Part of a data file

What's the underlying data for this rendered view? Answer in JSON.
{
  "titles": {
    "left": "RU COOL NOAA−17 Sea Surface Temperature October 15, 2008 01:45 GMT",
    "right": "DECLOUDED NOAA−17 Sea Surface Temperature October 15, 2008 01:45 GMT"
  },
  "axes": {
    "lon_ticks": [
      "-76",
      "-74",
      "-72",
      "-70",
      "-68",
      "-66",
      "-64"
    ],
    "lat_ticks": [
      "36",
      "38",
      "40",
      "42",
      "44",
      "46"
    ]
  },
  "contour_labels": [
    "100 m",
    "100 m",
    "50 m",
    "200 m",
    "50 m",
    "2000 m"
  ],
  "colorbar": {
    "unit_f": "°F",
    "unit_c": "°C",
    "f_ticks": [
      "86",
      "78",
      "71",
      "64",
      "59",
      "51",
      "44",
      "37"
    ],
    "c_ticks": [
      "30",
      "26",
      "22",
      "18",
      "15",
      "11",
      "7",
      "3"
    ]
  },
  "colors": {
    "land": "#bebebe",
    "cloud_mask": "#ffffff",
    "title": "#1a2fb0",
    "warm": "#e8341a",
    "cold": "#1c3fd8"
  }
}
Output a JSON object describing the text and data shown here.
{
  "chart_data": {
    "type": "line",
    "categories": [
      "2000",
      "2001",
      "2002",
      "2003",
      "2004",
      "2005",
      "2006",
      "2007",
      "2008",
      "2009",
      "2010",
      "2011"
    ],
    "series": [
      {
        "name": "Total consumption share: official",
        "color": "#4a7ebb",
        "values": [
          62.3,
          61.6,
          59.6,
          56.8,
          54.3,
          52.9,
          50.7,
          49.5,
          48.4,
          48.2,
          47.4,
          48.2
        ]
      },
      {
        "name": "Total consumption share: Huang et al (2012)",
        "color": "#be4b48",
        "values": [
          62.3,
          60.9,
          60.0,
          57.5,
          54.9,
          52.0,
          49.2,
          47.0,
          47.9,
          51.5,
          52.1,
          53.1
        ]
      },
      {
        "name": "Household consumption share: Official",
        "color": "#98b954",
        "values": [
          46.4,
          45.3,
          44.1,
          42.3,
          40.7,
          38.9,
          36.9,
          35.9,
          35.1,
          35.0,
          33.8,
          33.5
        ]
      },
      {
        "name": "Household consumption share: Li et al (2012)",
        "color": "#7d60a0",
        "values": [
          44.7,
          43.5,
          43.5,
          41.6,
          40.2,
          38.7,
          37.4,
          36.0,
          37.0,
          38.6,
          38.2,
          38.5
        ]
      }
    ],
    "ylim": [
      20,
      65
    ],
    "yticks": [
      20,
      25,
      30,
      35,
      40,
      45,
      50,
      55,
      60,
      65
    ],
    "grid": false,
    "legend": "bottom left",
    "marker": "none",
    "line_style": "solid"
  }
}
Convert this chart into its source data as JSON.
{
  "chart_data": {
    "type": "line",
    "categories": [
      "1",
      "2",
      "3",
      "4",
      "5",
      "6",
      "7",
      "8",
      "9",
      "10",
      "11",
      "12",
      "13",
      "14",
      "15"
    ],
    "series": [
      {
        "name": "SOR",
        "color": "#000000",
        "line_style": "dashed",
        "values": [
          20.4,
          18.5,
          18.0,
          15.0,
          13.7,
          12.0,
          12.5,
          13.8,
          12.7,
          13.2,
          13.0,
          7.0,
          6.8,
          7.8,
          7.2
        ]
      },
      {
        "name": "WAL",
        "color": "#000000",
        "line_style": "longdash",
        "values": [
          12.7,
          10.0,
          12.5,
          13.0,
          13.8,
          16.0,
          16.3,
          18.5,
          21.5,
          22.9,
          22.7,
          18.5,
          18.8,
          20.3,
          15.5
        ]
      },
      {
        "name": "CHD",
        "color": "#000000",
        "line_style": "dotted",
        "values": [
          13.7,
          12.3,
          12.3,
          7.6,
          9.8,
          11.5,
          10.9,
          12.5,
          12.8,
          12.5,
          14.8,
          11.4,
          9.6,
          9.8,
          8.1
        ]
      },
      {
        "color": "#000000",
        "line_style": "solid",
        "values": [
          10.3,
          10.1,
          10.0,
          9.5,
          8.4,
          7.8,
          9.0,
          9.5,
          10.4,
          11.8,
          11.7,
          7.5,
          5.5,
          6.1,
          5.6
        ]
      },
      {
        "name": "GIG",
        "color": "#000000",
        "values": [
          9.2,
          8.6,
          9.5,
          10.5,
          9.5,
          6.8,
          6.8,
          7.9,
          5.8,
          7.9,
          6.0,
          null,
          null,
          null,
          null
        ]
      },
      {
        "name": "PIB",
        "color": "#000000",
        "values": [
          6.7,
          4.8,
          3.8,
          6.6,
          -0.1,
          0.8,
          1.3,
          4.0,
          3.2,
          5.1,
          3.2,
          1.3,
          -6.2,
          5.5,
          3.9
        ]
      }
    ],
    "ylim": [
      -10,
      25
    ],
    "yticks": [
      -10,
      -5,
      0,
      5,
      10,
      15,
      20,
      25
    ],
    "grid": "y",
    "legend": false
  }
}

> [WHAT THIS TASK INVOLVES]: Scan the records above for the string "Surface", then report every line that contains it.

> [ANSWER TO THE TASK]:
    "left": "RU COOL NOAA−17 Sea Surface Temperature October 15, 2008 01:45 GMT",
    "right": "DECLOUDED NOAA−17 Sea Surface Temperature October 15, 2008 01:45 GMT"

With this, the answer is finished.